*The data*:
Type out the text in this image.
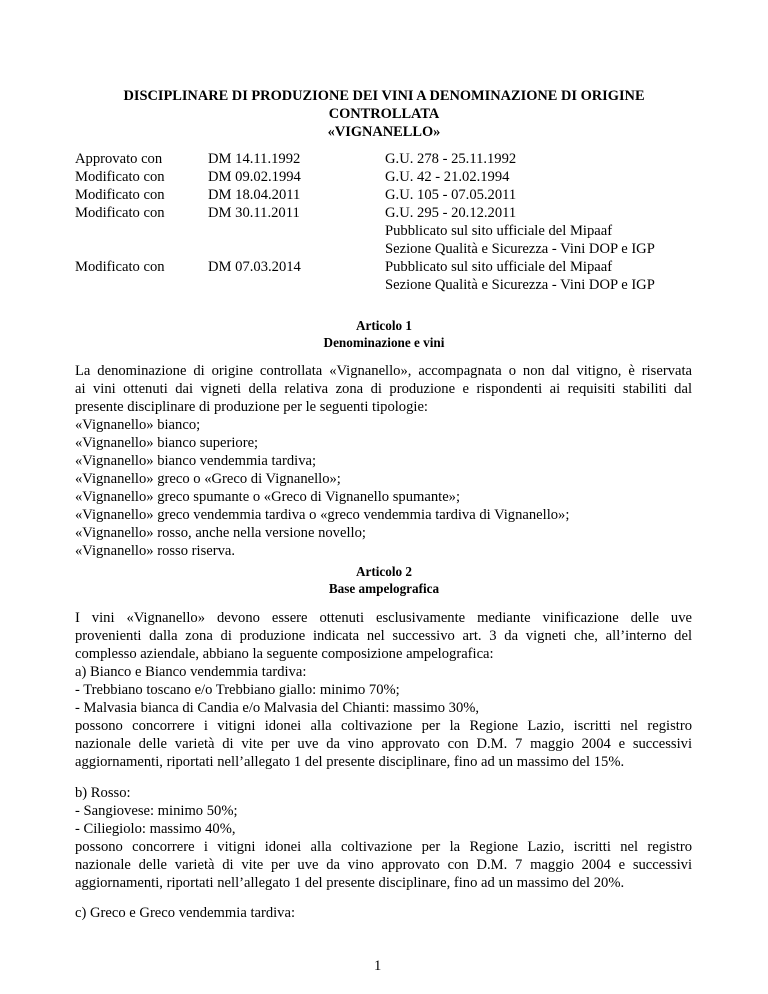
DISCIPLINARE DI PRODUZIONE DEI VINI A DENOMINAZIONE DI ORIGINE
CONTROLLATA
«VIGNANELLO»
Approvato con
Modificato con
Modificato con
Modificato con
Modificato con
DM 14.11.1992
DM 09.02.1994
DM 18.04.2011
DM 30.11.2011
DM 07.03.2014
G.U. 278 - 25.11.1992
G.U. 42 - 21.02.1994
G.U. 105 - 07.05.2011
G.U. 295 - 20.12.2011
Pubblicato sul sito ufficiale del Mipaaf
Sezione Qualità e Sicurezza - Vini DOP e IGP
Pubblicato sul sito ufficiale del Mipaaf
Sezione Qualità e Sicurezza - Vini DOP e IGP
Articolo 1
Denominazione e vini
La denominazione di origine controllata «Vignanello», accompagnata o non dal vitigno, è riservata
ai vini ottenuti dai vigneti della relativa zona di produzione e rispondenti ai requisiti stabiliti dal
presente disciplinare di produzione per le seguenti tipologie:
«Vignanello» bianco;
«Vignanello» bianco superiore;
«Vignanello» bianco vendemmia tardiva;
«Vignanello» greco o «Greco di Vignanello»;
«Vignanello» greco spumante o «Greco di Vignanello spumante»;
«Vignanello» greco vendemmia tardiva o «greco vendemmia tardiva di Vignanello»;
«Vignanello» rosso, anche nella versione novello;
«Vignanello» rosso riserva.
Articolo 2
Base ampelografica
I vini «Vignanello» devono essere ottenuti esclusivamente mediante vinificazione delle uve
provenienti dalla zona di produzione indicata nel successivo art. 3 da vigneti che, all’interno del
complesso aziendale, abbiano la seguente composizione ampelografica:
a) Bianco e Bianco vendemmia tardiva:
- Trebbiano toscano e/o Trebbiano giallo: minimo 70%;
- Malvasia bianca di Candia e/o Malvasia del Chianti: massimo 30%,
possono concorrere i vitigni idonei alla coltivazione per la Regione Lazio, iscritti nel registro
nazionale delle varietà di vite per uve da vino approvato con D.M. 7 maggio 2004 e successivi
aggiornamenti, riportati nell’allegato 1 del presente disciplinare, fino ad un massimo del 15%.
b) Rosso:
- Sangiovese: minimo 50%;
- Ciliegiolo: massimo 40%,
possono concorrere i vitigni idonei alla coltivazione per la Regione Lazio, iscritti nel registro
nazionale delle varietà di vite per uve da vino approvato con D.M. 7 maggio 2004 e successivi
aggiornamenti, riportati nell’allegato 1 del presente disciplinare, fino ad un massimo del 20%.
c) Greco e Greco vendemmia tardiva:
1
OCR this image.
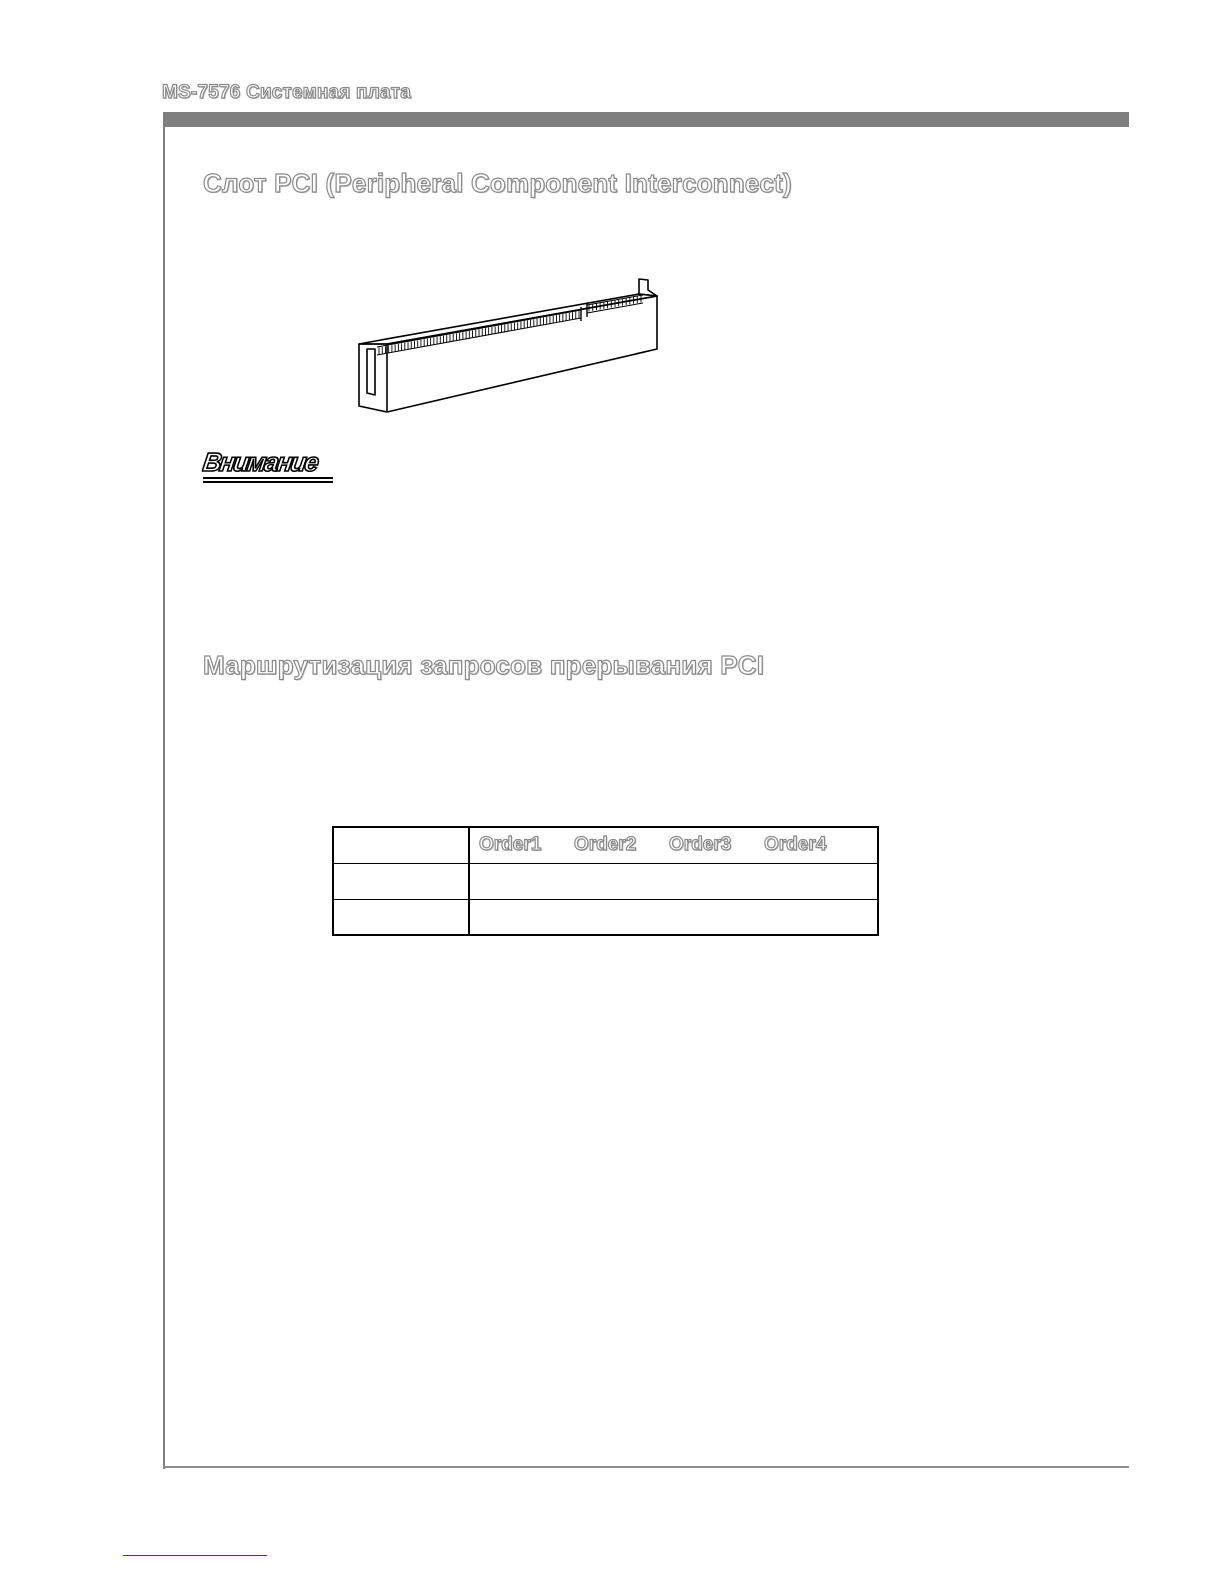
MS-7576 Системная плата
Слот PCI (Peripheral Component Interconnect)
Внимание
Маршрутизация запросов прерывания PCI
Order1	Order2	Order3	Order4
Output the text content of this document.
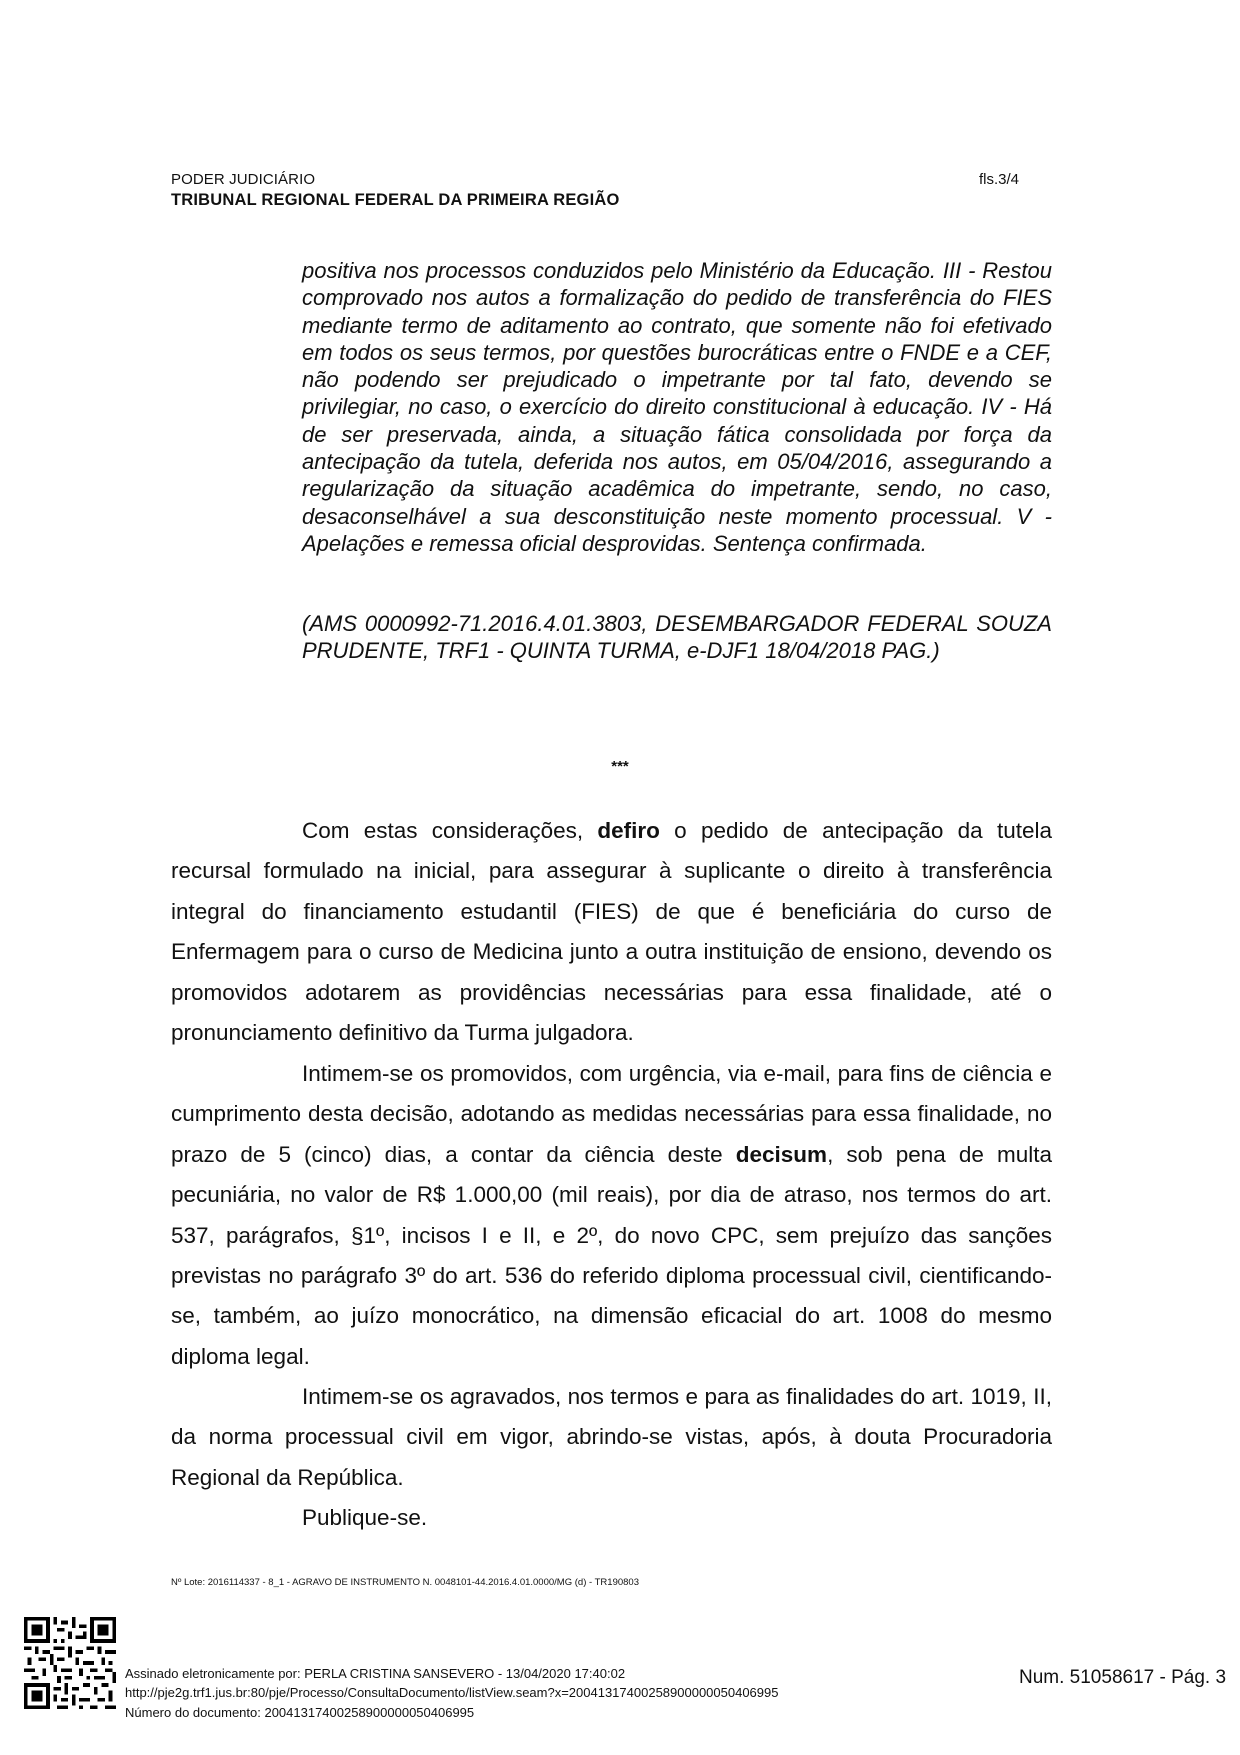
PODER JUDICIÁRIO
TRIBUNAL REGIONAL FEDERAL DA PRIMEIRA REGIÃO
fls.3/4
positiva nos processos conduzidos pelo Ministério da Educação. III - Restou comprovado nos autos a formalização do pedido de transferência do FIES mediante termo de aditamento ao contrato, que somente não foi efetivado em todos os seus termos, por questões burocráticas entre o FNDE e a CEF, não podendo ser prejudicado o impetrante por tal fato, devendo se privilegiar, no caso, o exercício do direito constitucional à educação. IV - Há de ser preservada, ainda, a situação fática consolidada por força da antecipação da tutela, deferida nos autos, em 05/04/2016, assegurando a regularização da situação acadêmica do impetrante, sendo, no caso, desaconselhável a sua desconstituição neste momento processual. V -Apelações e remessa oficial desprovidas. Sentença confirmada.
(AMS 0000992-71.2016.4.01.3803, DESEMBARGADOR FEDERAL SOUZA PRUDENTE, TRF1 - QUINTA TURMA, e-DJF1 18/04/2018 PAG.)
***

Com estas considerações, defiro o pedido de antecipação da tutela recursal formulado na inicial, para assegurar à suplicante o direito à transferência integral do financiamento estudantil (FIES) de que é beneficiária do curso de Enfermagem para o curso de Medicina junto a outra instituição de ensiono, devendo os promovidos adotarem as providências necessárias para essa finalidade, até o pronunciamento definitivo da Turma julgadora.

Intimem-se os promovidos, com urgência, via e-mail, para fins de ciência e cumprimento desta decisão, adotando as medidas necessárias para essa finalidade, no prazo de 5 (cinco) dias, a contar da ciência deste decisum, sob pena de multa pecuniária, no valor de R$ 1.000,00 (mil reais), por dia de atraso, nos termos do art. 537, parágrafos, §1º, incisos I e II, e 2º, do novo CPC, sem prejuízo das sanções previstas no parágrafo 3º do art. 536 do referido diploma processual civil, cientificando-se, também, ao juízo monocrático, na dimensão eficacial do art. 1008 do mesmo diploma legal.

Intimem-se os agravados, nos termos e para as finalidades do art. 1019, II, da norma processual civil em vigor, abrindo-se vistas, após, à douta Procuradoria Regional da República.

Publique-se.

Nº Lote: 2016114337 - 8_1 - AGRAVO DE INSTRUMENTO N. 0048101-44.2016.4.01.0000/MG (d) - TR190803
Assinado eletronicamente por: PERLA CRISTINA SANSEVERO - 13/04/2020 17:40:02
http://pje2g.trf1.jus.br:80/pje/Processo/ConsultaDocumento/listView.seam?x=20041317400258900000050406995
Número do documento: 20041317400258900000050406995
Num. 51058617 - Pág. 3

*What you are asked to do*: Copy out every line in the entries above that holds "vigneti".

*Output for this exercise*:
ai vini ottenuti dai vigneti della relativa zona di produzione e rispondenti ai requisiti stabiliti dal
provenienti dalla zona di produzione indicata nel successivo art. 3 da vigneti che, all’interno del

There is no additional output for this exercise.